Exercise goal> Lift out all lines below that contain "beep".

>> begin Records supplied

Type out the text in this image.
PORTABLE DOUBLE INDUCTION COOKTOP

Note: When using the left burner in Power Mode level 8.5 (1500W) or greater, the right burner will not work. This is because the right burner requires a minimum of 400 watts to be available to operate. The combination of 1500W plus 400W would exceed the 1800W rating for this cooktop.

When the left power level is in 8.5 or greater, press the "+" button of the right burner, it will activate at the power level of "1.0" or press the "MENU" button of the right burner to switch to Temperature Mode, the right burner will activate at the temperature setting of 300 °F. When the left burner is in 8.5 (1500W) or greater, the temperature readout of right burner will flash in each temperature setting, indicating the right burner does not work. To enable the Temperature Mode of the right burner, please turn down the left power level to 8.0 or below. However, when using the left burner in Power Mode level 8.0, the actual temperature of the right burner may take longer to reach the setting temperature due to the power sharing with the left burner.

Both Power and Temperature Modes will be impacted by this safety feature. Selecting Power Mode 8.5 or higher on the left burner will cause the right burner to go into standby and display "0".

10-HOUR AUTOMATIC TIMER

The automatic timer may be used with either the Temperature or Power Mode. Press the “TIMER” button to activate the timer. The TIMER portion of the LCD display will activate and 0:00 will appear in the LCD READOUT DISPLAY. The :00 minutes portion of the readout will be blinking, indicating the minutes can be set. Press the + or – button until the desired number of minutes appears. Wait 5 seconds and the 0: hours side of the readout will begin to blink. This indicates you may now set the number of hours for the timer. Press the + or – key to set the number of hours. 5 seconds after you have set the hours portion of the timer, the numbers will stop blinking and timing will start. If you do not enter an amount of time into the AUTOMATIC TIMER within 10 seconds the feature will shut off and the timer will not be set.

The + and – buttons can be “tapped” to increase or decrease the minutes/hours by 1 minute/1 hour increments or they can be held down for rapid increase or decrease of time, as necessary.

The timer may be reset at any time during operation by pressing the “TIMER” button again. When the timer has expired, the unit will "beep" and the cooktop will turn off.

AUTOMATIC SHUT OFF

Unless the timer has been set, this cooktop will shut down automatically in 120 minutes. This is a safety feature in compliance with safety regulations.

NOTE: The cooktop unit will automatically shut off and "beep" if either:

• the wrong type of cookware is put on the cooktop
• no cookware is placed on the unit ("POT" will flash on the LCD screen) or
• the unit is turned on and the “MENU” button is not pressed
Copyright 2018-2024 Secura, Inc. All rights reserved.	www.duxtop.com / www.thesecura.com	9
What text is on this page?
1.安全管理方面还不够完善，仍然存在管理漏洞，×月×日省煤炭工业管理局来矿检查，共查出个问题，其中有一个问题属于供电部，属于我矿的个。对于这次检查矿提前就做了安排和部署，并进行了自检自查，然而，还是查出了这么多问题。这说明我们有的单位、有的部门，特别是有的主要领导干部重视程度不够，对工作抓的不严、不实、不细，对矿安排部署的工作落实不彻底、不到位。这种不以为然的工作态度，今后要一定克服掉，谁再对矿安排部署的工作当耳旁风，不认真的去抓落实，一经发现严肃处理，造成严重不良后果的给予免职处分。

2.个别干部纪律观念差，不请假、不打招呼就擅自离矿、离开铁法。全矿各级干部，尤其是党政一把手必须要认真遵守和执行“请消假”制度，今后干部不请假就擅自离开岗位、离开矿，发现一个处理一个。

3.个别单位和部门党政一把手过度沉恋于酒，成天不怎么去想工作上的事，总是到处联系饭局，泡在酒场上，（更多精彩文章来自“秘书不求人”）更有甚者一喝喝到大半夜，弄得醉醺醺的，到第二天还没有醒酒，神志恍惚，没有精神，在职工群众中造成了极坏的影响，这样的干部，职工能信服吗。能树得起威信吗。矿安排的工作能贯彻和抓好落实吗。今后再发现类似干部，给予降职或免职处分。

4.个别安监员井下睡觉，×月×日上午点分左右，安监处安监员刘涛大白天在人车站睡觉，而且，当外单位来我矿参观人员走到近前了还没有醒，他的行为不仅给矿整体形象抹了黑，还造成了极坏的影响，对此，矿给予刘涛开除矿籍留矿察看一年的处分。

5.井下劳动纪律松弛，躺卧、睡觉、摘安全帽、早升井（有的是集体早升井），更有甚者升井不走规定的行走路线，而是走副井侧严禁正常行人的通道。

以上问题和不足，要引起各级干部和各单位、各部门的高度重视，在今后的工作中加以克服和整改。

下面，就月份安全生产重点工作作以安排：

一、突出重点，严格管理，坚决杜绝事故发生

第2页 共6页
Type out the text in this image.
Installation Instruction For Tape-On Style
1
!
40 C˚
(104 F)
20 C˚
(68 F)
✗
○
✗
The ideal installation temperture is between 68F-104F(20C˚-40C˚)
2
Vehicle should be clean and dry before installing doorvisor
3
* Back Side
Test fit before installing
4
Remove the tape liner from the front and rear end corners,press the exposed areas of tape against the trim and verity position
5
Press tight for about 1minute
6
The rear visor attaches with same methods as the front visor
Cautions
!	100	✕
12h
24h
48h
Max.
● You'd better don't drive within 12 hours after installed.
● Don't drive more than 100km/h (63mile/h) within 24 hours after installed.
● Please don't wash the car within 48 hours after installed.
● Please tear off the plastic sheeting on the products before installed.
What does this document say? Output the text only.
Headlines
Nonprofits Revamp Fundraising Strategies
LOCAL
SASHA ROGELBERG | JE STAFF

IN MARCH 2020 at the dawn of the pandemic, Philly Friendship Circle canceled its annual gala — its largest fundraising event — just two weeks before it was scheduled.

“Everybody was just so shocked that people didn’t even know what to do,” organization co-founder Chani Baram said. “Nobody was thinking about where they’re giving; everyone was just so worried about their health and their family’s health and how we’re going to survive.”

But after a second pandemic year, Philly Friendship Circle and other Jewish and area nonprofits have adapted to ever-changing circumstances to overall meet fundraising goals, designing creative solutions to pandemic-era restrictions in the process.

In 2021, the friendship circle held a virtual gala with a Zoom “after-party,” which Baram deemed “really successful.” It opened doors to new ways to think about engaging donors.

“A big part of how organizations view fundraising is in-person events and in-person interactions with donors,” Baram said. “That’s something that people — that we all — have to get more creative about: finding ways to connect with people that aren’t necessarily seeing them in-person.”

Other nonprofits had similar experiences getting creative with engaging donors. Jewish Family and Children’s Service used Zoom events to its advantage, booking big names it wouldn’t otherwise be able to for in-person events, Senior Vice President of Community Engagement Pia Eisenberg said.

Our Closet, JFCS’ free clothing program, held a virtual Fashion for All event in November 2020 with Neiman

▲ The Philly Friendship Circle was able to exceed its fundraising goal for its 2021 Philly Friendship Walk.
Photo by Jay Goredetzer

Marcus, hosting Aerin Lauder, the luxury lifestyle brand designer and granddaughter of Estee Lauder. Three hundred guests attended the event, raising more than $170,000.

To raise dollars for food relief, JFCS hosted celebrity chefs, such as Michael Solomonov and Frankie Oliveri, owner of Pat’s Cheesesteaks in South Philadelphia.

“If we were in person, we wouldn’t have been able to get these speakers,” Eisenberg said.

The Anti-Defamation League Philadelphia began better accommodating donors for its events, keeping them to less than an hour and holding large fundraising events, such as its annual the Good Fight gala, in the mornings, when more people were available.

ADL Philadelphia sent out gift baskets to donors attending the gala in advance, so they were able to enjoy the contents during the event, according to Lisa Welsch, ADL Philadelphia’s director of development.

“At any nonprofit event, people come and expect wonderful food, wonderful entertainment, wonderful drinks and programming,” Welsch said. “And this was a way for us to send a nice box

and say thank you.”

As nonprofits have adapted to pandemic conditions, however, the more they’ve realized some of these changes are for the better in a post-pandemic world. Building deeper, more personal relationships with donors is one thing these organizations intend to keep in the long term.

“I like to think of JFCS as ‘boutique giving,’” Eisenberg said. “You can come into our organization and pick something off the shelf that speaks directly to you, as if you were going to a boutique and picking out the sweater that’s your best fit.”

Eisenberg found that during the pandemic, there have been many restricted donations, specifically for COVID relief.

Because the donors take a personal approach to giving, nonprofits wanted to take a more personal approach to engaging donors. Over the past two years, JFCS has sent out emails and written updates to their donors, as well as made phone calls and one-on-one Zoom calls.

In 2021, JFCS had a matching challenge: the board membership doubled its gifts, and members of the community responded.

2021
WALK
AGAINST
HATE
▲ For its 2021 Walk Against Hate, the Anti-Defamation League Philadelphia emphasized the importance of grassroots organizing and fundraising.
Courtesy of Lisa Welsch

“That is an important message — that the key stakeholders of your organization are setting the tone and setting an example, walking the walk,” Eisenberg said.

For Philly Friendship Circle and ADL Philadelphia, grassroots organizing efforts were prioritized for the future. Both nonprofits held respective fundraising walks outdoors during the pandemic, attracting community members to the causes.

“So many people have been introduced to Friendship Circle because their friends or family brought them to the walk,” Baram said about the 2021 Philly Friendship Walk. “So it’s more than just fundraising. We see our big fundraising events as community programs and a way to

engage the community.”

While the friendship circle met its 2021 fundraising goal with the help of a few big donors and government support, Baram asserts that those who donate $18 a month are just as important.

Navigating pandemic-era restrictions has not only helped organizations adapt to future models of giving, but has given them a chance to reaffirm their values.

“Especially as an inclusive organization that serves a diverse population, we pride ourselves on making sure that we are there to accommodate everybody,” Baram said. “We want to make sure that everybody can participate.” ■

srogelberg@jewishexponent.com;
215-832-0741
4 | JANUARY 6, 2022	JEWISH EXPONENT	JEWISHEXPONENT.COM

>> end Records supplied

Exercise answer>
The timer may be reset at any time during operation by pressing the “TIMER” button again. When the timer has expired, the unit will "beep" and the cooktop will turn off.
NOTE: The cooktop unit will automatically shut off and "beep" if either:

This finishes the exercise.